Figure record extracts:
╔══

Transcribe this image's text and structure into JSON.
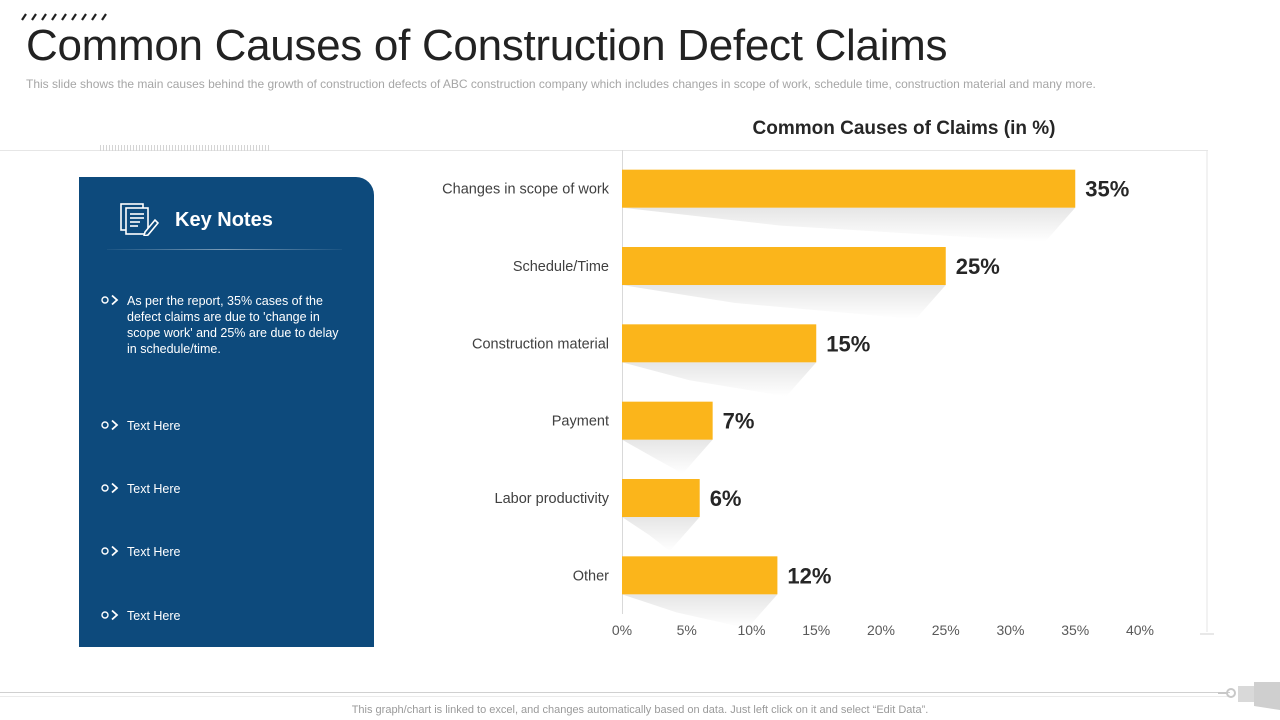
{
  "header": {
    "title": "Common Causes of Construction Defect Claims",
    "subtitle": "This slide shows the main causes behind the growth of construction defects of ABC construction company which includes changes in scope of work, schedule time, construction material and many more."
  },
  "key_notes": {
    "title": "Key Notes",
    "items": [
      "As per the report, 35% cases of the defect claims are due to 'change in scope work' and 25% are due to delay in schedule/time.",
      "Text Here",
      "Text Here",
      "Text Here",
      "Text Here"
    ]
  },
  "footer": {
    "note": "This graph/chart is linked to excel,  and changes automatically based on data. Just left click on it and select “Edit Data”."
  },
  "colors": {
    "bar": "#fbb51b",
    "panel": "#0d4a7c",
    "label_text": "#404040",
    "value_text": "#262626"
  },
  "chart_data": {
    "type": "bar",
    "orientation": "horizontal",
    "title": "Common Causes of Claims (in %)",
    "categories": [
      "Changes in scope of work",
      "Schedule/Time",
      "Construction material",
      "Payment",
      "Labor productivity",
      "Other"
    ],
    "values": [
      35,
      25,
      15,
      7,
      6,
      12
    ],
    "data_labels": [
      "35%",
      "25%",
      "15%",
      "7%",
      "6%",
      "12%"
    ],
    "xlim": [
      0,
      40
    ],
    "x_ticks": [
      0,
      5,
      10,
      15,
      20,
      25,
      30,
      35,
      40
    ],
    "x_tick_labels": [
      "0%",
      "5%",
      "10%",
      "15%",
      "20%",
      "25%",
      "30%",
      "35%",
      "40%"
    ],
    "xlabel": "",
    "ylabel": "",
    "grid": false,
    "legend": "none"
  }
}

╚══

[What you should do]: Pull out every line of the entries that includes the word "work".

[Written reply]:
    "subtitle": "This slide shows the main causes behind the growth of construction defects of ABC construction company which includes changes in scope of work, schedule time, construction material and many more."
      "As per the report, 35% cases of the defect claims are due to 'change in scope work' and 25% are due to delay in schedule/time.",
      "Changes in scope of work",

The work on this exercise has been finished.